_INPUT MATERIAL_
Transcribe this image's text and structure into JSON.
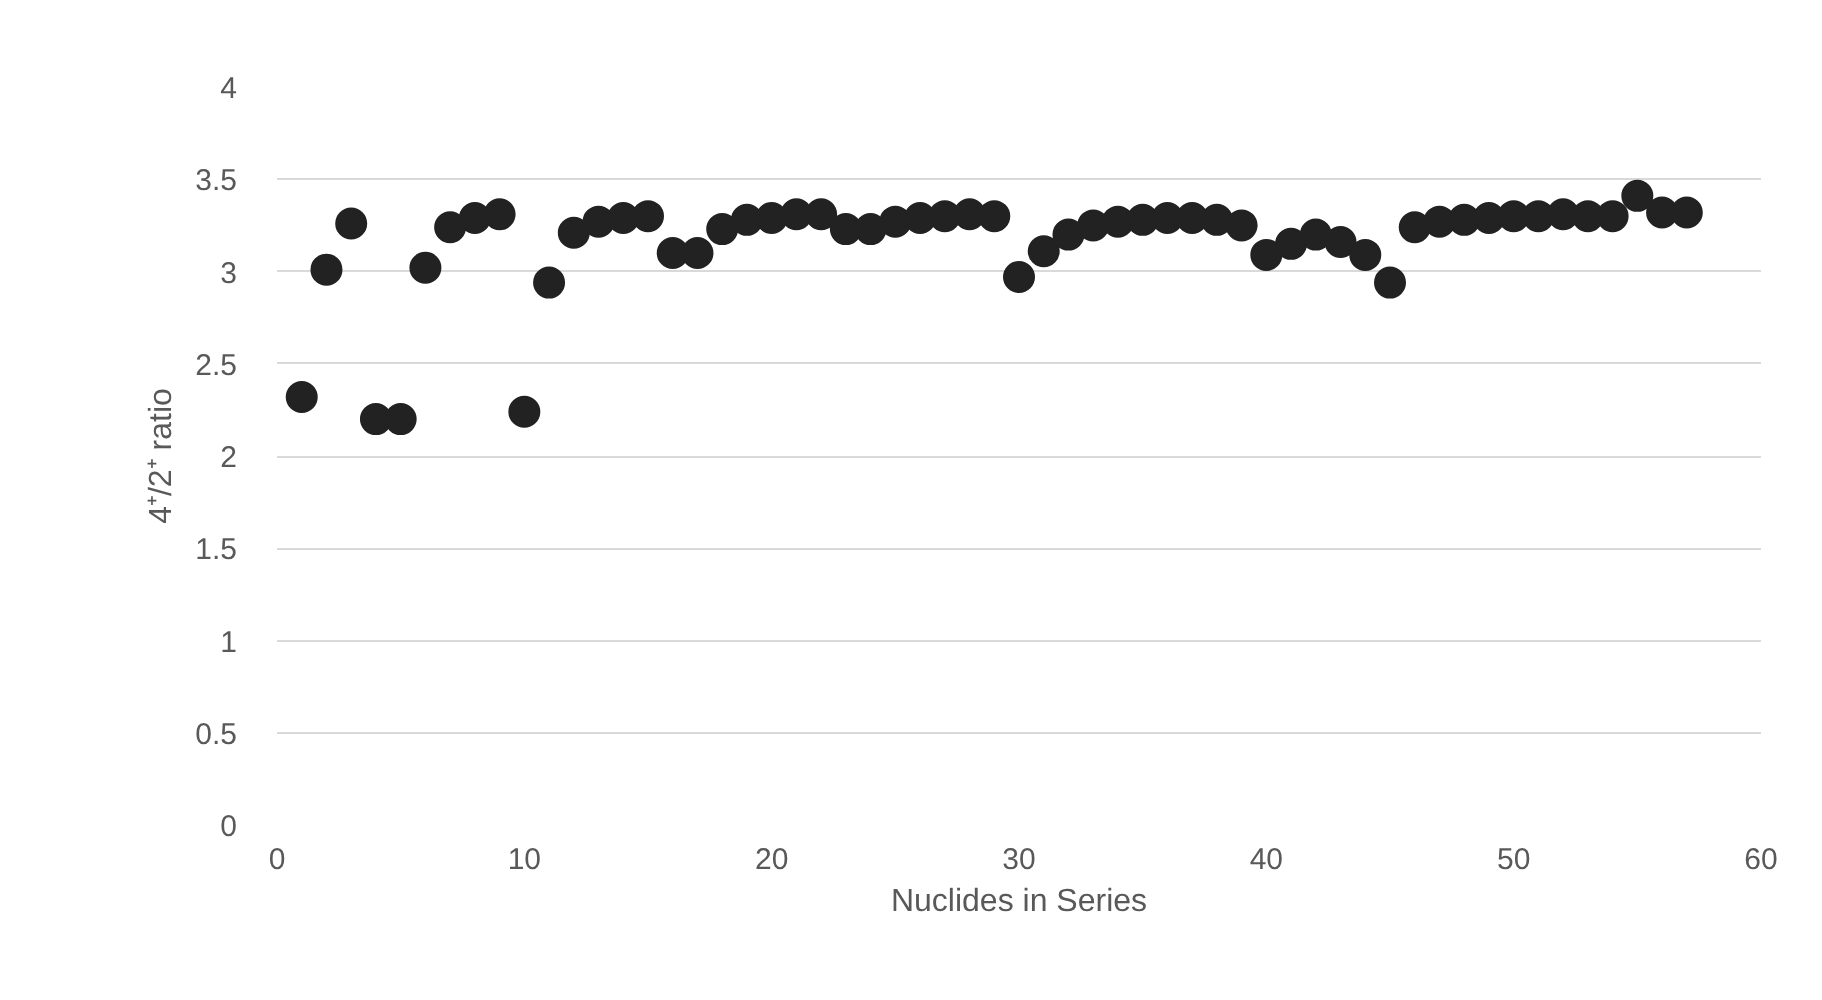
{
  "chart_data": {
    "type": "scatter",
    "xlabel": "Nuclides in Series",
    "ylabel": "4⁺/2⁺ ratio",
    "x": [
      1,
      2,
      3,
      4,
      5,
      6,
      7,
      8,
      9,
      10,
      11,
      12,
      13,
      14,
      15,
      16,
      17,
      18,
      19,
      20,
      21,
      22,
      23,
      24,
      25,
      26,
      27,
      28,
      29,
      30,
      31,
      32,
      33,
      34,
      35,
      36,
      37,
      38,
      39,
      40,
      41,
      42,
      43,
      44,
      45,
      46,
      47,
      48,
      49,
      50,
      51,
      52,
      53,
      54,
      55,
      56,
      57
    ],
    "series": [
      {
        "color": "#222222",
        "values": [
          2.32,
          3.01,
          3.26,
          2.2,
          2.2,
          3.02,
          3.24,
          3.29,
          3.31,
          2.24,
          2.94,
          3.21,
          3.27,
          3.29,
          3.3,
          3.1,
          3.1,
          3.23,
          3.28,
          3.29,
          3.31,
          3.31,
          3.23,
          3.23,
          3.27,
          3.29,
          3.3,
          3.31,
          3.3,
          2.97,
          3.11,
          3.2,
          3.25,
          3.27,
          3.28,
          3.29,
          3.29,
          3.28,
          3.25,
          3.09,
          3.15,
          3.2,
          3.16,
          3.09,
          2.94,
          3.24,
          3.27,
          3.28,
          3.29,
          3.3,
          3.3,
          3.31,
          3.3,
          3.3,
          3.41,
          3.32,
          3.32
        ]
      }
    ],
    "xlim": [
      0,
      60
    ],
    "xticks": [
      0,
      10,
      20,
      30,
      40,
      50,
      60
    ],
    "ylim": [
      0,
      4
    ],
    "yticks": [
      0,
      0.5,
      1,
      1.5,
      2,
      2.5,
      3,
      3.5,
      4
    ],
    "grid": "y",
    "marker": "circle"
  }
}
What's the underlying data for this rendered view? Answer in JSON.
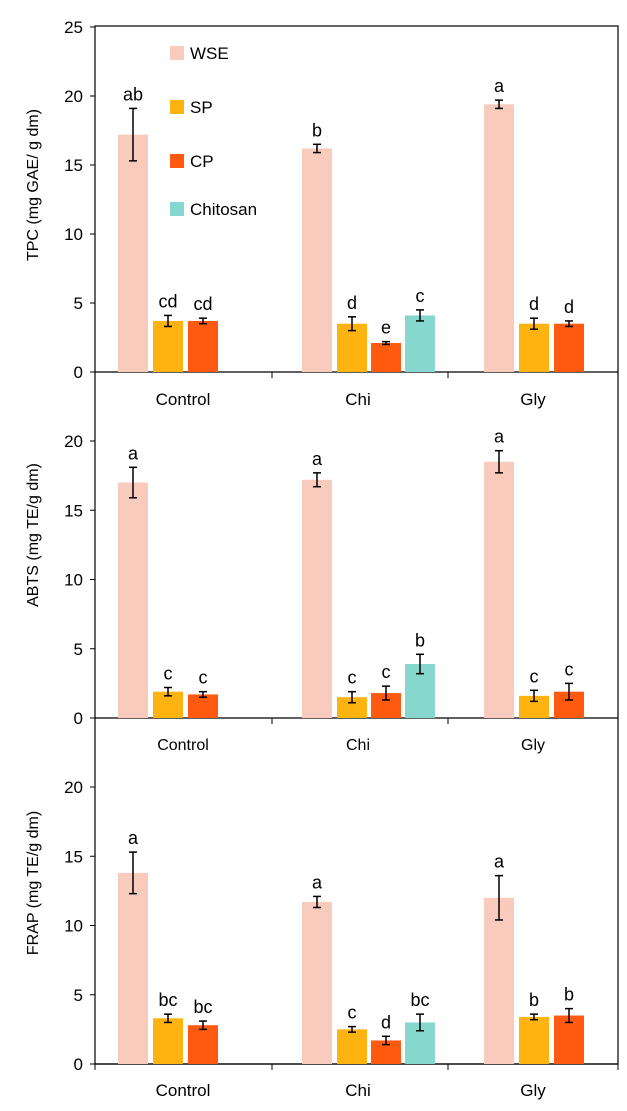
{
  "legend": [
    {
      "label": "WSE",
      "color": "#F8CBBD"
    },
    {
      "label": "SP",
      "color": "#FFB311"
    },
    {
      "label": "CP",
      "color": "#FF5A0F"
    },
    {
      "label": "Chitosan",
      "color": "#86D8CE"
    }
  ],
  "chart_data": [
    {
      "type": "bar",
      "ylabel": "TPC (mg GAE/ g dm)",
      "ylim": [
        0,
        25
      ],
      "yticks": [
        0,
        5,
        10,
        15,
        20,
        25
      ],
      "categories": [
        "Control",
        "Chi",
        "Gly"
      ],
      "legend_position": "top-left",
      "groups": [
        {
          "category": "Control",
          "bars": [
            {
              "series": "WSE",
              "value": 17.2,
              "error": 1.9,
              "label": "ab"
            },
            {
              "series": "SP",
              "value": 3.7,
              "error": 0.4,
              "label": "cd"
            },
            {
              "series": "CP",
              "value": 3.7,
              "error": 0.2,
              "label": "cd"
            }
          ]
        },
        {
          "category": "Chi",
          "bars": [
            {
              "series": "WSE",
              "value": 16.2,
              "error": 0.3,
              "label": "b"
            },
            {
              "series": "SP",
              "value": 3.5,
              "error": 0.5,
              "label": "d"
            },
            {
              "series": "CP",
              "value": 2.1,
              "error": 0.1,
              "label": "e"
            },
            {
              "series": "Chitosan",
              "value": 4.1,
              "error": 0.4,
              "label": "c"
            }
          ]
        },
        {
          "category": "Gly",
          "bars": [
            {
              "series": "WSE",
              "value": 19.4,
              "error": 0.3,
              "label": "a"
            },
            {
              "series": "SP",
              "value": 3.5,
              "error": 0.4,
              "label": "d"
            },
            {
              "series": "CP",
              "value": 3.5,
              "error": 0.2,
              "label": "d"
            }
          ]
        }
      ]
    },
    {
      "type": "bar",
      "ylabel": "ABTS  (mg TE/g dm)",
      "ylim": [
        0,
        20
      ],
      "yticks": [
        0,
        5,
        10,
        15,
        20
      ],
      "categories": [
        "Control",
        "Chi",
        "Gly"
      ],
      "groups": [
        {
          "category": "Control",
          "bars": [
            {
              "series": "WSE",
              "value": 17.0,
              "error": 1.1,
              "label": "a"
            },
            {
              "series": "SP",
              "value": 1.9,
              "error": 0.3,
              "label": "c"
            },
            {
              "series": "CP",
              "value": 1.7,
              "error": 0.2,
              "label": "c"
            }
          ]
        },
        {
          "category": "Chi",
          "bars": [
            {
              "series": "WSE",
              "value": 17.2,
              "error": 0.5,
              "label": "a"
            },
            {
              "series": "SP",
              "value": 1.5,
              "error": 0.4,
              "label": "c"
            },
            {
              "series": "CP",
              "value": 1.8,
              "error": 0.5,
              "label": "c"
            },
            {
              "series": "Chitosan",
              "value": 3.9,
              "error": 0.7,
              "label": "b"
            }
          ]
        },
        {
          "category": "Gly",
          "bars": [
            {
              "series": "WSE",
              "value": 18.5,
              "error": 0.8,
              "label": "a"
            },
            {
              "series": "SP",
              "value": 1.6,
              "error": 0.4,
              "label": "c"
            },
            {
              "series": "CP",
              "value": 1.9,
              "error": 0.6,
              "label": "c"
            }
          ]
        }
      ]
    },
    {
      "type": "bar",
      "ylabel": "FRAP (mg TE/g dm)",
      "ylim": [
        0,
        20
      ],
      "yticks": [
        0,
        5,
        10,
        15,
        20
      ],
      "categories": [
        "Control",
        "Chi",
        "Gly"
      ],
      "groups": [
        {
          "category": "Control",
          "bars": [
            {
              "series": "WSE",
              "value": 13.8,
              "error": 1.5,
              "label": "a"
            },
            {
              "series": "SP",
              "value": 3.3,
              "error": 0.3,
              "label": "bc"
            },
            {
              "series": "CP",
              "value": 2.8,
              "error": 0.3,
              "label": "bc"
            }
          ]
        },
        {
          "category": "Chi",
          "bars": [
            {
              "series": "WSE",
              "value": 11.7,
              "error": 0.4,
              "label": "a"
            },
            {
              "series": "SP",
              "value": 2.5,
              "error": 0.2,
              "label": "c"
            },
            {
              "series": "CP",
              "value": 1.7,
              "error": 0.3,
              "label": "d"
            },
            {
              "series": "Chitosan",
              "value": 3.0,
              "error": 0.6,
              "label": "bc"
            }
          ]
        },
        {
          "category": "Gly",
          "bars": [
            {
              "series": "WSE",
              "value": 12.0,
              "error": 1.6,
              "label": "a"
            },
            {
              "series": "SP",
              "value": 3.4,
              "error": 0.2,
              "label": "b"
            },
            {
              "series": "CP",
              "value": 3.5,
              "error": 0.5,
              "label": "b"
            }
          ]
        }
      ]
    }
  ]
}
--
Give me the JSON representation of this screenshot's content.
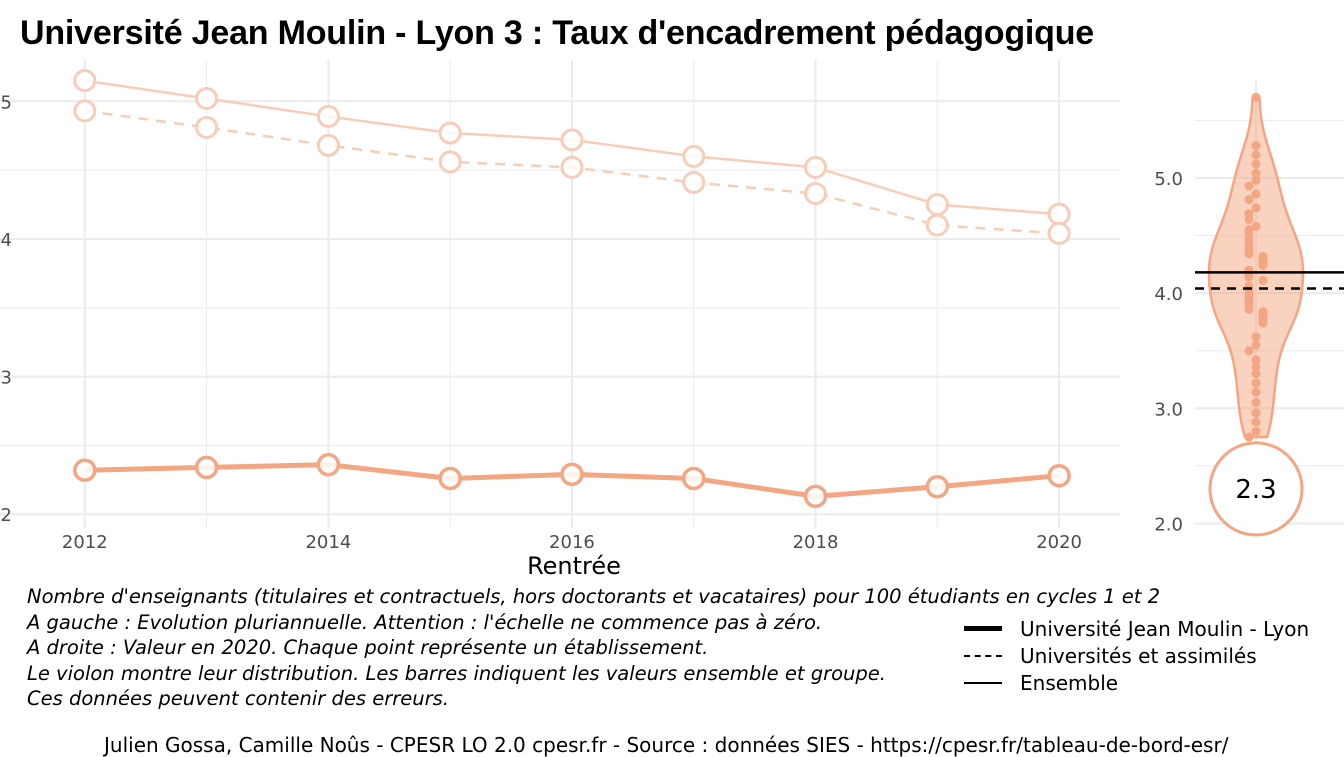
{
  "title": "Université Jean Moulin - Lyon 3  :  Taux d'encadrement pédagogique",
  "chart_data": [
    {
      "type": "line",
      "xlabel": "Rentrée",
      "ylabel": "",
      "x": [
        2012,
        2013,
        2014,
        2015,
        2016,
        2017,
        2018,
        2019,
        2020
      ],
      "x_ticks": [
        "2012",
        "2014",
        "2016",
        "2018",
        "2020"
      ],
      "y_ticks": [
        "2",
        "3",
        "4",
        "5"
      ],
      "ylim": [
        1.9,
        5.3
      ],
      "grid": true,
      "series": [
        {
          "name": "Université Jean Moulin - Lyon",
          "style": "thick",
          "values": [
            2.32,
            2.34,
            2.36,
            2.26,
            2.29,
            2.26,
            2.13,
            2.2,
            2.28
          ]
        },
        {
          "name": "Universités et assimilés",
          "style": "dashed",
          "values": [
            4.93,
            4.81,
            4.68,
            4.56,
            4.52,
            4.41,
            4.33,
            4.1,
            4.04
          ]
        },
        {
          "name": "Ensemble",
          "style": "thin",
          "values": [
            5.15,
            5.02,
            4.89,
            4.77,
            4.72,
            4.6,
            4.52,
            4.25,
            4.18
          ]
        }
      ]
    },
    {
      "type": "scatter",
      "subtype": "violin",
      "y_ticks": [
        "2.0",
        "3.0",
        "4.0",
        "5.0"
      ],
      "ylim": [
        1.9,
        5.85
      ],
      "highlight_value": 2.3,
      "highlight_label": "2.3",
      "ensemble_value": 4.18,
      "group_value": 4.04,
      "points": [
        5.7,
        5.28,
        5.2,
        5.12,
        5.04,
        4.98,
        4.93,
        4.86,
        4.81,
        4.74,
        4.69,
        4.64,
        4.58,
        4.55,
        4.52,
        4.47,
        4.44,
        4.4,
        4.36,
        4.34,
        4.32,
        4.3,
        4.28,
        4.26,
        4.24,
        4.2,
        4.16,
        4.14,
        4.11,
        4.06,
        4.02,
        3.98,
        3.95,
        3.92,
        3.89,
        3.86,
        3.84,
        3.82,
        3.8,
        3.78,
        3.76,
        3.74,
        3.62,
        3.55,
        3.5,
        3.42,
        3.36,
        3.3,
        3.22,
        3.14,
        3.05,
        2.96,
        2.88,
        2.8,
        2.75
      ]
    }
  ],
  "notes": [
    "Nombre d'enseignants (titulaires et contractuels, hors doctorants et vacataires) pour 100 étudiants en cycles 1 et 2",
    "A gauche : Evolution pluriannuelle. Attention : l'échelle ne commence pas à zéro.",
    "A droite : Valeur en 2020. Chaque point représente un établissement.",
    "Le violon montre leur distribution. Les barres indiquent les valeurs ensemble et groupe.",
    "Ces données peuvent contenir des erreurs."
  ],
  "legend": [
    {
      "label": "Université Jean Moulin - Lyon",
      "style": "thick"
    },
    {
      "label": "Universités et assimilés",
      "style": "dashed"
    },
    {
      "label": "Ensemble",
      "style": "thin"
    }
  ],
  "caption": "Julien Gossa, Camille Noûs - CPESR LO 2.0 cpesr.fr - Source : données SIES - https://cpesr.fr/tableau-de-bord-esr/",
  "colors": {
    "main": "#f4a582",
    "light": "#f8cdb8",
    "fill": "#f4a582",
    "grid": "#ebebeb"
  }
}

_CHALLENGE_
Copy down every line of the entries containing the word "this".

_THE OUTPUT_
Transcribe this image's text and structure into JSON.
What's the underlying data for this rendered view? Answer in JSON.
Give me the JSON representation of this screenshot's content.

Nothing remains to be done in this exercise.